# Don't know if I'm back in reality, but I FUCKING HATE IT



## roadt2recovery (Aug 27, 2013)

Things feel tooo real, I'm aware of everything, when I was in normal DP, I wasn't comfortable, but I was alright, I was engaging in normality, but what I feel now is soooo fucked up, I'm aware of everything now and it doesn't give me any anxiety, and because of that, I still feel like there is something wrong, I've lost my ego, I don't feel embarrassed about anything no more, and that's just fucking crazy, it makes me feel less human, I don't know where I am at this point in my life, my hearing is so sensitive, and it's fucking driving me crazy, I'd rather block out everything and live how I was living a couple months back, even though I didn't think things weren't real which I still do, I still had that awareness of where my life was at, listening to music was something I enjoyed even with low levels of DP, listening to music now is fucking weird, I'm not connected. My memories are sharp aswell now, and it makes me feel even less human, time is moving drastically faster now, I look at things and everything feels ulra-real, causing me absolutely NO anxiety, but at the same time, I feel fucked beyond repair, with severe derealization, the sensation is still there, but the anxiety about it which use to make me feel atleast more human is gone, i feel like I suffered ego-death or some shit like that.


----------



## Loveisthekey (Nov 18, 2013)

I feel something similar to what you said about having no anxiety. Today when I was tired I started to have these random thoughts racing in my head, but didn't feel anxious about it. I also feel like I've lost my ego. Anyhow, the best you can do and what I try to do is just remind myself that it is going to be fine and don't start to analyze how you feel again. Just let it be, you have made a step forward which means you aren't stuck. It's still you that's worried about yourself, otherwise you wouldn't have written this article and you'll one day feel as you are supposed to be. Be strong!


----------



## Guest (Dec 3, 2013)

§ **Instructions for the task**: Transcribe the portion of the derealization thread above that begins with the words "## Loveisthekey (Nov" and stops after "(Dec 3, 2013)", copying it word for word.

§ **Data under study**:
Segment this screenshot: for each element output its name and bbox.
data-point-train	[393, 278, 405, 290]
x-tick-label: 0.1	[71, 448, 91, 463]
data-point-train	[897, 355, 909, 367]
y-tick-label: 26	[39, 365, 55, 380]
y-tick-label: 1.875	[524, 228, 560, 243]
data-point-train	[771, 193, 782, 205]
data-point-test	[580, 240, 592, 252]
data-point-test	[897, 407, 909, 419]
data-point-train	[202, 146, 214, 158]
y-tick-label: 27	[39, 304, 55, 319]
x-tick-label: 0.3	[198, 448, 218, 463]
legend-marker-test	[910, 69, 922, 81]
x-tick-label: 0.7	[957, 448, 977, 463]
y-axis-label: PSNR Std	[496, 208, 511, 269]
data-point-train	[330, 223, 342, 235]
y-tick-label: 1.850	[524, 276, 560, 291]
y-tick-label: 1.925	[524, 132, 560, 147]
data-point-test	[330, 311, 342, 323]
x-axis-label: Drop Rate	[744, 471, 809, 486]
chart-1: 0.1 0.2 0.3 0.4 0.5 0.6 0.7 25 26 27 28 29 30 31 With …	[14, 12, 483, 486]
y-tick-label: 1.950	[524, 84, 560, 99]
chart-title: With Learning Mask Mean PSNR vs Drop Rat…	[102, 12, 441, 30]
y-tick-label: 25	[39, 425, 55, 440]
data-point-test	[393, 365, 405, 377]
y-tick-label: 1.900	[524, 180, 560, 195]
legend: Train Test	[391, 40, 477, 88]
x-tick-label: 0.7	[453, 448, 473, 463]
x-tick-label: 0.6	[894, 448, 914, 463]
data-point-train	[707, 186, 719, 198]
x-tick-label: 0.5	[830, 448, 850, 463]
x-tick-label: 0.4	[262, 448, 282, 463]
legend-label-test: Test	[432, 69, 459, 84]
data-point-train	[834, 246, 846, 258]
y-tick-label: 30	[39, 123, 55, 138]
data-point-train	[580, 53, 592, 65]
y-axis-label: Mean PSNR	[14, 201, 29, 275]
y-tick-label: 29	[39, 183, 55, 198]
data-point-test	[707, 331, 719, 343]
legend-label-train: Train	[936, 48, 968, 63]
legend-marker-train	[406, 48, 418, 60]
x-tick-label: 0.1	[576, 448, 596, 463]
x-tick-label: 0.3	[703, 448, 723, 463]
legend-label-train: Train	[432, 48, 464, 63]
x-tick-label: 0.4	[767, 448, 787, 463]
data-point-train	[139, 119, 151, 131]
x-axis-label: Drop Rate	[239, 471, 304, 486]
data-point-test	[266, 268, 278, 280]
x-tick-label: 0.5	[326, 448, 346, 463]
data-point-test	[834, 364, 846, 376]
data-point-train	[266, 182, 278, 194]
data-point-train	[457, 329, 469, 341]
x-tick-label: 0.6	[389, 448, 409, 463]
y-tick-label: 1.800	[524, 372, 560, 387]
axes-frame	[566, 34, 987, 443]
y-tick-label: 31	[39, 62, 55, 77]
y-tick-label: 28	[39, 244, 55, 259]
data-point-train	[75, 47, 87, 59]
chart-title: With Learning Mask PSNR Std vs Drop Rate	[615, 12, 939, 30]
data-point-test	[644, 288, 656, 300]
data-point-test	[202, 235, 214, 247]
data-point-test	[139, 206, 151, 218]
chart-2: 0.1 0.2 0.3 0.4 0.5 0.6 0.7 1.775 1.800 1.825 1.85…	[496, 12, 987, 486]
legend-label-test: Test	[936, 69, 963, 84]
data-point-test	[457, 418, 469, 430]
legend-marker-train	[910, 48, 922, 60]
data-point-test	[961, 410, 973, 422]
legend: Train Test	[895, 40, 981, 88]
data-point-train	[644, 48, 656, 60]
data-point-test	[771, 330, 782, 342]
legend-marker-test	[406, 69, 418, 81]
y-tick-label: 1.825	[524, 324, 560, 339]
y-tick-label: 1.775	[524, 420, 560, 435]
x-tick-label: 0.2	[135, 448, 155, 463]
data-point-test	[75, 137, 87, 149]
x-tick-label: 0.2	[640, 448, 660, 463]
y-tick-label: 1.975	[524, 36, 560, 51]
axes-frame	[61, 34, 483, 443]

§ **Response area**:
## Loveisthekey (Nov 18, 2013)

I feel something similar to what you said about having no anxiety. Today when I was tired I started to have these random thoughts racing in my head, but didn't feel anxious about it. I also feel like I've lost my ego. Anyhow, the best you can do and what I try to do is just remind myself that it is going to be fine and don't start to analyze how you feel again. Just let it be, you have made a step forward which means you aren't stuck. It's still you that's worried about yourself, otherwise you wouldn't have written this article and you'll one day feel as you are supposed to be. Be strong!


----------



## Guest (Dec 3, 2013)